**What is required:**
Rewrite every line of the data below as a numbered list, leaving out any blank lines.

Element position data
-*-
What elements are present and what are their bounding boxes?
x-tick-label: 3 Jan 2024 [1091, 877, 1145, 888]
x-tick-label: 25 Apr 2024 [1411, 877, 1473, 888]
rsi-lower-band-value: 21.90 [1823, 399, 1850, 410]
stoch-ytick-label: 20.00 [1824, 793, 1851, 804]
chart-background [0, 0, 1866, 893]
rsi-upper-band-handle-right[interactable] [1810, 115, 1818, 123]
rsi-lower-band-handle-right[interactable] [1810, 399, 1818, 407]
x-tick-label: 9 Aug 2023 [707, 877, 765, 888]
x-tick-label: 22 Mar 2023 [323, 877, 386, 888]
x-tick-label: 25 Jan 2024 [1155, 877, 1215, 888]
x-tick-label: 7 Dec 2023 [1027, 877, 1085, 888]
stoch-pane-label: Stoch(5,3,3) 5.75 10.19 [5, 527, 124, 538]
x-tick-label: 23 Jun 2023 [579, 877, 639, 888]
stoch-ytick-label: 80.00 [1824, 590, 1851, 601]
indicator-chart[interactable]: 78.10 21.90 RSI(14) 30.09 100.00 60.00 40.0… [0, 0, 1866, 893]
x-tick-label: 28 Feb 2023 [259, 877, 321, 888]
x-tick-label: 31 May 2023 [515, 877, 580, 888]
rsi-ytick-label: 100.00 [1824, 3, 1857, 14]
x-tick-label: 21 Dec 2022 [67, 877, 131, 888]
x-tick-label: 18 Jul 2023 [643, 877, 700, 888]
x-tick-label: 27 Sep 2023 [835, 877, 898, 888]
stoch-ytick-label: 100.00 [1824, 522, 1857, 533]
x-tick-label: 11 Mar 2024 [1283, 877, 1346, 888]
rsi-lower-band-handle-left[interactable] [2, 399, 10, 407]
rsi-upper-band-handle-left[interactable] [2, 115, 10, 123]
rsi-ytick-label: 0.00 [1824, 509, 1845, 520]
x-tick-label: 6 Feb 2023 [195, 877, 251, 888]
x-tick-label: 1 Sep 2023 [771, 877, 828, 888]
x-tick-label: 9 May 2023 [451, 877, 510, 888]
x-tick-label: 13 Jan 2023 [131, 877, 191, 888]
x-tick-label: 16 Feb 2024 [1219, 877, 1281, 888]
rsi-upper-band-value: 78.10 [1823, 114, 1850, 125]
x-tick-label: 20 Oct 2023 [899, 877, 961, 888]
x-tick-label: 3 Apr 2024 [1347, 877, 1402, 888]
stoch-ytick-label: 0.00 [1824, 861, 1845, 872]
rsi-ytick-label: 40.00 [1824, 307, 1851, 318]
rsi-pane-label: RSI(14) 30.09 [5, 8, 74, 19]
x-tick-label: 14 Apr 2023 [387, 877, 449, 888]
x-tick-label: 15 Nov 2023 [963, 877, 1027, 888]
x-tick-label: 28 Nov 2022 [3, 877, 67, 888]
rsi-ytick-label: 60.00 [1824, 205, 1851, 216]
-*-
**Exercise answer:**
1. What elements are present and what are their bounding boxes?
2. x-tick-label: 3 Jan 2024 [1091, 877, 1145, 888]
3. x-tick-label: 25 Apr 2024 [1411, 877, 1473, 888]
4. rsi-lower-band-value: 21.90 [1823, 399, 1850, 410]
5. stoch-ytick-label: 20.00 [1824, 793, 1851, 804]
6. chart-background [0, 0, 1866, 893]
7. rsi-upper-band-handle-right[interactable] [1810, 115, 1818, 123]
8. rsi-lower-band-handle-right[interactable] [1810, 399, 1818, 407]
9. x-tick-label: 9 Aug 2023 [707, 877, 765, 888]
10. x-tick-label: 22 Mar 2023 [323, 877, 386, 888]
11. x-tick-label: 25 Jan 2024 [1155, 877, 1215, 888]
12. x-tick-label: 7 Dec 2023 [1027, 877, 1085, 888]
13. stoch-pane-label: Stoch(5,3,3) 5.75 10.19 [5, 527, 124, 538]
14. x-tick-label: 23 Jun 2023 [579, 877, 639, 888]
15. stoch-ytick-label: 80.00 [1824, 590, 1851, 601]
16. indicator-chart[interactable]: 78.10 21.90 RSI(14) 30.09 100.00 60.00 40.0… [0, 0, 1866, 893]
17. x-tick-label: 28 Feb 2023 [259, 877, 321, 888]
18. x-tick-label: 31 May 2023 [515, 877, 580, 888]
19. rsi-ytick-label: 100.00 [1824, 3, 1857, 14]
20. x-tick-label: 21 Dec 2022 [67, 877, 131, 888]
21. x-tick-label: 18 Jul 2023 [643, 877, 700, 888]
22. x-tick-label: 27 Sep 2023 [835, 877, 898, 888]
23. stoch-ytick-label: 100.00 [1824, 522, 1857, 533]
24. x-tick-label: 11 Mar 2024 [1283, 877, 1346, 888]
25. rsi-lower-band-handle-left[interactable] [2, 399, 10, 407]
26. rsi-upper-band-handle-left[interactable] [2, 115, 10, 123]
27. rsi-ytick-label: 0.00 [1824, 509, 1845, 520]
28. x-tick-label: 6 Feb 2023 [195, 877, 251, 888]
29. x-tick-label: 1 Sep 2023 [771, 877, 828, 888]
30. x-tick-label: 9 May 2023 [451, 877, 510, 888]
31. x-tick-label: 13 Jan 2023 [131, 877, 191, 888]
32. x-tick-label: 16 Feb 2024 [1219, 877, 1281, 888]
33. rsi-upper-band-value: 78.10 [1823, 114, 1850, 125]
34. x-tick-label: 20 Oct 2023 [899, 877, 961, 888]
35. x-tick-label: 3 Apr 2024 [1347, 877, 1402, 888]
36. stoch-ytick-label: 0.00 [1824, 861, 1845, 872]
37. rsi-ytick-label: 40.00 [1824, 307, 1851, 318]
38. rsi-pane-label: RSI(14) 30.09 [5, 8, 74, 19]
39. x-tick-label: 14 Apr 2023 [387, 877, 449, 888]
40. x-tick-label: 15 Nov 2023 [963, 877, 1027, 888]
41. x-tick-label: 28 Nov 2022 [3, 877, 67, 888]
42. rsi-ytick-label: 60.00 [1824, 205, 1851, 216]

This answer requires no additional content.